### TASK DETAILS
Gather all lines from the material that contain "hist".

### RECORD LIST
— begin —

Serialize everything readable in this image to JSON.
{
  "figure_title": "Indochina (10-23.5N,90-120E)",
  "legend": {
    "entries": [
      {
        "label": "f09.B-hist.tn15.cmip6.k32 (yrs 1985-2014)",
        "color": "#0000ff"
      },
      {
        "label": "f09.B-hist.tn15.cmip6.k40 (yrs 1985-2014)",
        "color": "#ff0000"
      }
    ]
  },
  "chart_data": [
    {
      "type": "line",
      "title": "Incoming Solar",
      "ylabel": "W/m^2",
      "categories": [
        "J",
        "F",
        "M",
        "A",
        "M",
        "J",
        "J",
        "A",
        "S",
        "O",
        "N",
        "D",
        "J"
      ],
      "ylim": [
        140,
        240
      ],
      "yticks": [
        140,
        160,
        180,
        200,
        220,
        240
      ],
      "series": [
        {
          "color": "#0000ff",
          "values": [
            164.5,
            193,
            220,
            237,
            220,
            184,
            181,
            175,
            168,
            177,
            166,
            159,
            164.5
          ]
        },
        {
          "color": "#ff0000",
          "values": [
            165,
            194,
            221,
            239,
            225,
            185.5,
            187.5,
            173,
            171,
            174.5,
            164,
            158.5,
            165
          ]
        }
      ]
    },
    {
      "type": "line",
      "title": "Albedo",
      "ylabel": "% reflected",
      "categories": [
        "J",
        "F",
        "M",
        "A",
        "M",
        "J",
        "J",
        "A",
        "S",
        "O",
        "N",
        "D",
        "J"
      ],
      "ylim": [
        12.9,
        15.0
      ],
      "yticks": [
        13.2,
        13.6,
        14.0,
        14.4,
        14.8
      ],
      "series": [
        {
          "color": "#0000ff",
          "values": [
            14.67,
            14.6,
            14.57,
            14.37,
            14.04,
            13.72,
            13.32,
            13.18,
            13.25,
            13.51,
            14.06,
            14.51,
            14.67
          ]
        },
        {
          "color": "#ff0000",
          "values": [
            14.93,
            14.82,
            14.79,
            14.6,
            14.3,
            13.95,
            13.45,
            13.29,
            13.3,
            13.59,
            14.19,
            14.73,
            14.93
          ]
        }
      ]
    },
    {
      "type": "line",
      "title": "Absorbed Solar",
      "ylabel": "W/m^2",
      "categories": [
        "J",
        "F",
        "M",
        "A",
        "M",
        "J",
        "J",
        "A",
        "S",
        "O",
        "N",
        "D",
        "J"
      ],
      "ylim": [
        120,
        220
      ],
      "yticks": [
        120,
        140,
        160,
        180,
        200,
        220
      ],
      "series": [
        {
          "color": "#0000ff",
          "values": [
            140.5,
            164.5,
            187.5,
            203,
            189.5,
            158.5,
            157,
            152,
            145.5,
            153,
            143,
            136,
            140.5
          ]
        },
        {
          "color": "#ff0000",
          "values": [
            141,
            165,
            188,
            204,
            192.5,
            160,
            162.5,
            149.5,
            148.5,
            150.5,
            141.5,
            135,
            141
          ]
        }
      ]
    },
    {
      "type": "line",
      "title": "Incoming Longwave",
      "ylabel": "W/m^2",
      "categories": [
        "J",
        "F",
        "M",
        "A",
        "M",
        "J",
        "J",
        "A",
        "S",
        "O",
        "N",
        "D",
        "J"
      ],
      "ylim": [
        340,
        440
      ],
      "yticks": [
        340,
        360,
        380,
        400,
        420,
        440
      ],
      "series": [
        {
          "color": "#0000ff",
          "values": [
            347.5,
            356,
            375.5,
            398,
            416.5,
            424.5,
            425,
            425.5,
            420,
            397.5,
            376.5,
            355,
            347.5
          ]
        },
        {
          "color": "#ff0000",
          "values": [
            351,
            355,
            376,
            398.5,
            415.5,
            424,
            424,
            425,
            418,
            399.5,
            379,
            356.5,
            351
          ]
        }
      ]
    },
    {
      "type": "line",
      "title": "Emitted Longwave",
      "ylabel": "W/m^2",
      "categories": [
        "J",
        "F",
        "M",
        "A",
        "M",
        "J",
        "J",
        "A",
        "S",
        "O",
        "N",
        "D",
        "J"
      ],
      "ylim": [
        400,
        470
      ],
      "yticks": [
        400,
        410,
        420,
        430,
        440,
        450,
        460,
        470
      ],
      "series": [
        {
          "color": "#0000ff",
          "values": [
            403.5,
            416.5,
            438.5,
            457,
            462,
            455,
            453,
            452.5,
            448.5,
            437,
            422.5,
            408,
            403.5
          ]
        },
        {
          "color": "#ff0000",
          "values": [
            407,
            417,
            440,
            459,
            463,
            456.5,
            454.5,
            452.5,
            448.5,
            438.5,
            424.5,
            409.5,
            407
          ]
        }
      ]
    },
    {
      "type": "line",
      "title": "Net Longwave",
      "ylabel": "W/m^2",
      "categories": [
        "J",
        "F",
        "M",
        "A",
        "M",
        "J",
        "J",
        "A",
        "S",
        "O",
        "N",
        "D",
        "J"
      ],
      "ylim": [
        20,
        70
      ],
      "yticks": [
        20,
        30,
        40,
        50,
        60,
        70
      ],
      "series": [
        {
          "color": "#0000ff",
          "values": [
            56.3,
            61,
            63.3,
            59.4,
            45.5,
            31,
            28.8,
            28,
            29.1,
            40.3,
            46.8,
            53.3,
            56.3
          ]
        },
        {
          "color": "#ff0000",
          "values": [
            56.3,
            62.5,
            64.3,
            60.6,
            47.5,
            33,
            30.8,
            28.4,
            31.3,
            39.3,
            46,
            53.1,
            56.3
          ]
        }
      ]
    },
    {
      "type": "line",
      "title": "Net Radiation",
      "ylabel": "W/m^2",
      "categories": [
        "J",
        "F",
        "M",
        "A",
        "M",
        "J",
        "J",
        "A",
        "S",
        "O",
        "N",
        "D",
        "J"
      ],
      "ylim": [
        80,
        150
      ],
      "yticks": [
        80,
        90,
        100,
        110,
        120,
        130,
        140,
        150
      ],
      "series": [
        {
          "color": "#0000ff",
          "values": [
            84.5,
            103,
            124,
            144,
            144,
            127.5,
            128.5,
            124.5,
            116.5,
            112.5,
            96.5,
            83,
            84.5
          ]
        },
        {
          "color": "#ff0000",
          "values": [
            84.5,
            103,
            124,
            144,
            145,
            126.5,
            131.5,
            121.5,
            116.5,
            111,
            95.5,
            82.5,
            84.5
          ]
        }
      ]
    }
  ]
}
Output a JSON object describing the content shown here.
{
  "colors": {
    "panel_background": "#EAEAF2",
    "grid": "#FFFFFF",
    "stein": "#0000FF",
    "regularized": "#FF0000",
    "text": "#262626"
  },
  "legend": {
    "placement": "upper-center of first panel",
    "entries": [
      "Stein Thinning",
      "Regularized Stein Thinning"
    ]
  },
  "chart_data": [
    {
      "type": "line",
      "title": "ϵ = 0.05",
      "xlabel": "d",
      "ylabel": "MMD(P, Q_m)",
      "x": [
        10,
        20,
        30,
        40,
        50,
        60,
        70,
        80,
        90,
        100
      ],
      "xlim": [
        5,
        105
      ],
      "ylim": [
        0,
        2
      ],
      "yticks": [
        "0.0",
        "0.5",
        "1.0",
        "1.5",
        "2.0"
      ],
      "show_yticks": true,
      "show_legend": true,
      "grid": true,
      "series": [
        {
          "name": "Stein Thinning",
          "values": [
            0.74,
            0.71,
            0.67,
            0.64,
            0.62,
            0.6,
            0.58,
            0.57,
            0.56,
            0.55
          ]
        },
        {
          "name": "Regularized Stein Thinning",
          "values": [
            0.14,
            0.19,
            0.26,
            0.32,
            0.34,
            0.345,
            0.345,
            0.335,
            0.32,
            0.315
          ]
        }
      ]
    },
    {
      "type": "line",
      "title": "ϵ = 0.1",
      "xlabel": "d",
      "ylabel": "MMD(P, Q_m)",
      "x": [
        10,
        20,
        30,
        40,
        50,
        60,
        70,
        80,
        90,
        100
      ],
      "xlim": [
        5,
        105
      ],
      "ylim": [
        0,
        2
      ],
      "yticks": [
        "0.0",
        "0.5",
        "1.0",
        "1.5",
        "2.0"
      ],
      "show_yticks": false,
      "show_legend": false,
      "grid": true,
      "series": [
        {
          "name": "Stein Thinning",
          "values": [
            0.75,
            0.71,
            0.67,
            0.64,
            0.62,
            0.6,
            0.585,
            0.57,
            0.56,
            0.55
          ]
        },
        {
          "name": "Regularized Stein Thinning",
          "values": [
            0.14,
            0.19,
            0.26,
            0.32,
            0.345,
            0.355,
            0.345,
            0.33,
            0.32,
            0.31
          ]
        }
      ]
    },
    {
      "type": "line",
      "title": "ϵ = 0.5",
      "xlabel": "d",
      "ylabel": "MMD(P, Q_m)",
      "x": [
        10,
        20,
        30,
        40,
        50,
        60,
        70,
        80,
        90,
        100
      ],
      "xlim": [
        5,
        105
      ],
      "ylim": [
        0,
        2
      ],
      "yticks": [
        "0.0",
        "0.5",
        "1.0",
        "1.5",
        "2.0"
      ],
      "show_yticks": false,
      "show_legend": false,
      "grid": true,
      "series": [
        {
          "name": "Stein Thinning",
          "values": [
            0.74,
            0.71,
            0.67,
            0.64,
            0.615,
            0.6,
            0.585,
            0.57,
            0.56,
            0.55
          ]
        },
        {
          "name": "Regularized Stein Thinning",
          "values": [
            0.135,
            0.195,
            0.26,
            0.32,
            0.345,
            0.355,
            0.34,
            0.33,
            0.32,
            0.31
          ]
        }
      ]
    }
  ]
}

— end —

### SOLUTION TO THIS EXERCISE
        "label": "f09.B-hist.tn15.cmip6.k32 (yrs 1985-2014)",
        "label": "f09.B-hist.tn15.cmip6.k40 (yrs 1985-2014)",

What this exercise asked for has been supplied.